_DATA RECORDS_
┄┄┄┄┄┄┄┄┄┄

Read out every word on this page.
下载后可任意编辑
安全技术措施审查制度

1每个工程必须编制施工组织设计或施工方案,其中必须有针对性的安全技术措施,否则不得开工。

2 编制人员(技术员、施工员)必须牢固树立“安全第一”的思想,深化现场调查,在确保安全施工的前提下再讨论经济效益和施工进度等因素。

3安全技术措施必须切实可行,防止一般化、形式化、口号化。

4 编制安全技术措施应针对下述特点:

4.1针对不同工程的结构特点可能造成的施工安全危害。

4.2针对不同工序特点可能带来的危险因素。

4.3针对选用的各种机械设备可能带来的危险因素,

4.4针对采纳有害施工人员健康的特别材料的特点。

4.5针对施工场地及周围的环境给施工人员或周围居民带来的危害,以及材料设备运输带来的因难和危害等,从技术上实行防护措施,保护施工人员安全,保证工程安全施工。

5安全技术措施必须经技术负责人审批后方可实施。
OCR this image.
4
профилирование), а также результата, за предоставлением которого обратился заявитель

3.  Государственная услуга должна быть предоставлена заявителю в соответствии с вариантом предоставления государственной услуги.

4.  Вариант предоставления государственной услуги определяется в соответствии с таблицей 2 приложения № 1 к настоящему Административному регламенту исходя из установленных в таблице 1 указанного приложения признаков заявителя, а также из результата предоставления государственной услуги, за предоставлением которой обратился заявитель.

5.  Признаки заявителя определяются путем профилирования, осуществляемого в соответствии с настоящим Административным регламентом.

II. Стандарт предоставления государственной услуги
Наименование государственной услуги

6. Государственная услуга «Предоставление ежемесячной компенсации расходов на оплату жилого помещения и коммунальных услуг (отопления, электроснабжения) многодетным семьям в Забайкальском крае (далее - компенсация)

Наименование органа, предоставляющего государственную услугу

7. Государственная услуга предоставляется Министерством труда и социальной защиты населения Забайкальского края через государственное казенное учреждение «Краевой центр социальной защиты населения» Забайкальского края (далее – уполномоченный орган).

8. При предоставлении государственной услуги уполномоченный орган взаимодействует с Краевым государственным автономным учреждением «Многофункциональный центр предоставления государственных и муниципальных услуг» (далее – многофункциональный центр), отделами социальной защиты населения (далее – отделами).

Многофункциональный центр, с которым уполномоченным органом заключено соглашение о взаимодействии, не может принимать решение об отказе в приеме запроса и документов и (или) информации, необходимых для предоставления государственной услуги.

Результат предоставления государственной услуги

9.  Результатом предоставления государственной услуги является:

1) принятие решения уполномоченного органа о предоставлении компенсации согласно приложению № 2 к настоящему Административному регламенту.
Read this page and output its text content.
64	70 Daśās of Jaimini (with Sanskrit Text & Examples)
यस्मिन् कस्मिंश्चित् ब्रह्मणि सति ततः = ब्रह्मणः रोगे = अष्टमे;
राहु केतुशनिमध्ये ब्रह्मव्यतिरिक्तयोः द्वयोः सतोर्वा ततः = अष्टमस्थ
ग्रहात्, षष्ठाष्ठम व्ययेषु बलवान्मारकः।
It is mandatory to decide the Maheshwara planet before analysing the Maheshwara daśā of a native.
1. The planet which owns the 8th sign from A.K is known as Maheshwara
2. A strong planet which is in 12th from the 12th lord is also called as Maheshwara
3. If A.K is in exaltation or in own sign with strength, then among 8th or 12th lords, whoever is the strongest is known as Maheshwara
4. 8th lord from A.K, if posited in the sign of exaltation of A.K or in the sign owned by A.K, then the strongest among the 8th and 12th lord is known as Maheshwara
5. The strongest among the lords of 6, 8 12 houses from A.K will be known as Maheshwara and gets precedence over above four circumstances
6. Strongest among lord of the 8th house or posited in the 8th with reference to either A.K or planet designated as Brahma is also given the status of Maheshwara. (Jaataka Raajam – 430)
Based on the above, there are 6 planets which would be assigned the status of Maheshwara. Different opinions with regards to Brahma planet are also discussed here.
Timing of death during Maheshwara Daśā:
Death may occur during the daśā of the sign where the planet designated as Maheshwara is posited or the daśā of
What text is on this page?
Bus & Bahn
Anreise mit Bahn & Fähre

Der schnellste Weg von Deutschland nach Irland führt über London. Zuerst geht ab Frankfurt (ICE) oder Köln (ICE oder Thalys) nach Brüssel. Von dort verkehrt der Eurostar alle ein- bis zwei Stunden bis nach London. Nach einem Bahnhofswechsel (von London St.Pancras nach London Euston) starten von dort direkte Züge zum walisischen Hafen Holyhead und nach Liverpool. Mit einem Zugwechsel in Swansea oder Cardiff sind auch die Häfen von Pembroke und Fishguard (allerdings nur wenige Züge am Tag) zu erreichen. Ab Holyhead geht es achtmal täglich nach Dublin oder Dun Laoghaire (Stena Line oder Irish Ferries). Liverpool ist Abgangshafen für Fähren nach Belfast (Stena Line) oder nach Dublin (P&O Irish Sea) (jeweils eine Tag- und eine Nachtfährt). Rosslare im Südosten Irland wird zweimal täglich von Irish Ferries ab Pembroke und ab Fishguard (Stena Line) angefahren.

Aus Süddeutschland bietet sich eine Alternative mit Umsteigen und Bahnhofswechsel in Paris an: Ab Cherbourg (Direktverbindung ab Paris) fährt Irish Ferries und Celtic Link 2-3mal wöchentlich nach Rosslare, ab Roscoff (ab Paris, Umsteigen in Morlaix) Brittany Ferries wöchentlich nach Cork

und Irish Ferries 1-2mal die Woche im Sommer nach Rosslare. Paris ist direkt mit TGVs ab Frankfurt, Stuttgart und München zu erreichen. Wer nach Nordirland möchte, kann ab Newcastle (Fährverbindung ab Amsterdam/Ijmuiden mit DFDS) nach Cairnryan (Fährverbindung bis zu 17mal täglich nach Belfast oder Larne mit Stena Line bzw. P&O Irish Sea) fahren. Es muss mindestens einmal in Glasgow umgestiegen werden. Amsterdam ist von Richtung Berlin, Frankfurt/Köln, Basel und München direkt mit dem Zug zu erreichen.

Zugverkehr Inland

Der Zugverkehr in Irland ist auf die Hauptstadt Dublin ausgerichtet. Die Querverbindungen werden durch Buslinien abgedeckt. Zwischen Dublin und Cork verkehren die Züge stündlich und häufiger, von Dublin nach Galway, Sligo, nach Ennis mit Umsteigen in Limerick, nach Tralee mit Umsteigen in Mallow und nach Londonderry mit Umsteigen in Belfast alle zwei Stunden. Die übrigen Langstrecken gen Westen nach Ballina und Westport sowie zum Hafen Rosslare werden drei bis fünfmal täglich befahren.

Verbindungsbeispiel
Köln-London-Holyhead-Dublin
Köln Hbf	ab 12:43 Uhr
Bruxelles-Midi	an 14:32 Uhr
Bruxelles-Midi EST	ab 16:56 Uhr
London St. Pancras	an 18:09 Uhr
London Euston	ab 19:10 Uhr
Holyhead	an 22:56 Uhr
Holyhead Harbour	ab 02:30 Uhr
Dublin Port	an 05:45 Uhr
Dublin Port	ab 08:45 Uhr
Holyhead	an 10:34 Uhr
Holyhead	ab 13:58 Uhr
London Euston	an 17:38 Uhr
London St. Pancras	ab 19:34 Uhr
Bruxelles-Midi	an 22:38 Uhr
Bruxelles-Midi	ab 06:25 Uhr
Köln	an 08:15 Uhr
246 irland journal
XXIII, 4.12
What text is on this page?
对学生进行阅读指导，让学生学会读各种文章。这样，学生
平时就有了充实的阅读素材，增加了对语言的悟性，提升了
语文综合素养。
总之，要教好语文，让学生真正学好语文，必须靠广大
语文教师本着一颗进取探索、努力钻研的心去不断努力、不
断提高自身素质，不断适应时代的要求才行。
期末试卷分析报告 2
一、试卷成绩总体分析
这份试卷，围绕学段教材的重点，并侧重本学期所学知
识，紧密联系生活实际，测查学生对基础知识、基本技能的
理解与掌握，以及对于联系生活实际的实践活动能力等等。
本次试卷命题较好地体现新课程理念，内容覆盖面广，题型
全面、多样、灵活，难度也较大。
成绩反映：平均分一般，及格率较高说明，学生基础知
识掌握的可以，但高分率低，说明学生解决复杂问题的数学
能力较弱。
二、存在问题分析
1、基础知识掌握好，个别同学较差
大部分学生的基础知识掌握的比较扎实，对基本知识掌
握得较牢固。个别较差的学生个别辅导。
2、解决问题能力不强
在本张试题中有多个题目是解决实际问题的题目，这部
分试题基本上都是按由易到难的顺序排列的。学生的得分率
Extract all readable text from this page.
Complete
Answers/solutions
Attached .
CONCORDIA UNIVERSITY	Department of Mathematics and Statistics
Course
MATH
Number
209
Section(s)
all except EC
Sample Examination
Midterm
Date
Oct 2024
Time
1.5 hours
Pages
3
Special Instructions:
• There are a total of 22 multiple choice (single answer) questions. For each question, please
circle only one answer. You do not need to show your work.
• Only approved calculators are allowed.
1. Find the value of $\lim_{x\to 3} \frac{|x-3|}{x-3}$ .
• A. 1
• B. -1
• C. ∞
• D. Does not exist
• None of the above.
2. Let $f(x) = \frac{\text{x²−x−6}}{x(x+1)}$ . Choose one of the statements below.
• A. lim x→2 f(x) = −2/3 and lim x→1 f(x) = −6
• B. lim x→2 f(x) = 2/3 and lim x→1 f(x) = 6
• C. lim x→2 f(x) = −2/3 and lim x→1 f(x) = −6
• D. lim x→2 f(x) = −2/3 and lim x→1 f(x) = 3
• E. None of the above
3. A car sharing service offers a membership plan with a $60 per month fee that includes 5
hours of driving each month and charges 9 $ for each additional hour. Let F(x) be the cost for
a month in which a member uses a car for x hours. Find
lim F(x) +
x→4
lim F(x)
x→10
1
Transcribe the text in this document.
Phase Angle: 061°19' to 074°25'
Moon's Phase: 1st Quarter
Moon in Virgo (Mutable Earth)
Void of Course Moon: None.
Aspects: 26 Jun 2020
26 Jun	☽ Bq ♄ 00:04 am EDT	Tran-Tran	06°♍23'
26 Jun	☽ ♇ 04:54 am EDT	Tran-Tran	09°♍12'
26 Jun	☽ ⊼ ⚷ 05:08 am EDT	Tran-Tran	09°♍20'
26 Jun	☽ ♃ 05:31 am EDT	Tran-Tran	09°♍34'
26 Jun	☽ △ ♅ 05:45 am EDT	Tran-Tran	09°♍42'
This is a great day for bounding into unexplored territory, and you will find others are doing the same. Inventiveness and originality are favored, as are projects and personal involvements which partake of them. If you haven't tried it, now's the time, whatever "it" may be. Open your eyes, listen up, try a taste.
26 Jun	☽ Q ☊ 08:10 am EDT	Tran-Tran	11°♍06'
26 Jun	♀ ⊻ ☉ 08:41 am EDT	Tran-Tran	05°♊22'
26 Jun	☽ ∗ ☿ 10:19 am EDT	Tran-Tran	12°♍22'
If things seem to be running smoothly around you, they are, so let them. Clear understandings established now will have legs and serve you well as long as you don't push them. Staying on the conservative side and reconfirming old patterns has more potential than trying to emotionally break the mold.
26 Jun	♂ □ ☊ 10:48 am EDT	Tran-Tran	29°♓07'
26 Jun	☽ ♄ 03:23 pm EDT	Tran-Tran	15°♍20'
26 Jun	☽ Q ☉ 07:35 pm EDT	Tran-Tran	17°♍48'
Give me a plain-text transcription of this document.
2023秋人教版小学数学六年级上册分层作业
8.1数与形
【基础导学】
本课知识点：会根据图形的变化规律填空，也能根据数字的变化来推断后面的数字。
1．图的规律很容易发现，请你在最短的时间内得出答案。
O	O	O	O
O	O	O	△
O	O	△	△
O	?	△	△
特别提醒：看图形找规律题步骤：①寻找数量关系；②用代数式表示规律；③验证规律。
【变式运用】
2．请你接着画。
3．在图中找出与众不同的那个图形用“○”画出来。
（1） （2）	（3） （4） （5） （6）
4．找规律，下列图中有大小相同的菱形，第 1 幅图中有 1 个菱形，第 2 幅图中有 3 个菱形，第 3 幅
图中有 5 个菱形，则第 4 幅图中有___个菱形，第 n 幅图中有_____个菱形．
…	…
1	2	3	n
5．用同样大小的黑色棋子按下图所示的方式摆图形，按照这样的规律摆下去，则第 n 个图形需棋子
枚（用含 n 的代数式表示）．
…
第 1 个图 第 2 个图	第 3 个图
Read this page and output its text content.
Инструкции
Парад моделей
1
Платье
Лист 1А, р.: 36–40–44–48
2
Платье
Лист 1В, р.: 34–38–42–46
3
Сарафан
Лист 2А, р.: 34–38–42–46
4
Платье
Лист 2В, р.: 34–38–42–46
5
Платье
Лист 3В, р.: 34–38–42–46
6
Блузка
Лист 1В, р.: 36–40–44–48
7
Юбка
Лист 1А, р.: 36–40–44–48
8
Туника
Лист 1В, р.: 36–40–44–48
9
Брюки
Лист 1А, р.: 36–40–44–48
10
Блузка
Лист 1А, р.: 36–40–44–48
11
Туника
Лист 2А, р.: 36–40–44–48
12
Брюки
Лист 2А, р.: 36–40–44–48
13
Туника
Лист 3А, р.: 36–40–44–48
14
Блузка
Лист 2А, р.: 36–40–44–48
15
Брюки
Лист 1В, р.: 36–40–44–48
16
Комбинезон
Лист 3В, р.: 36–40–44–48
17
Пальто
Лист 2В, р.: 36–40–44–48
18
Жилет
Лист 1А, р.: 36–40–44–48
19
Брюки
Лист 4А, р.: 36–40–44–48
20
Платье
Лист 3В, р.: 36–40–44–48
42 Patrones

┄┄┄┄┄┄┄┄┄┄

How many of the lines in the listing above hold the word "заявителя"? Report only that figure.

_FINAL RESULT_
2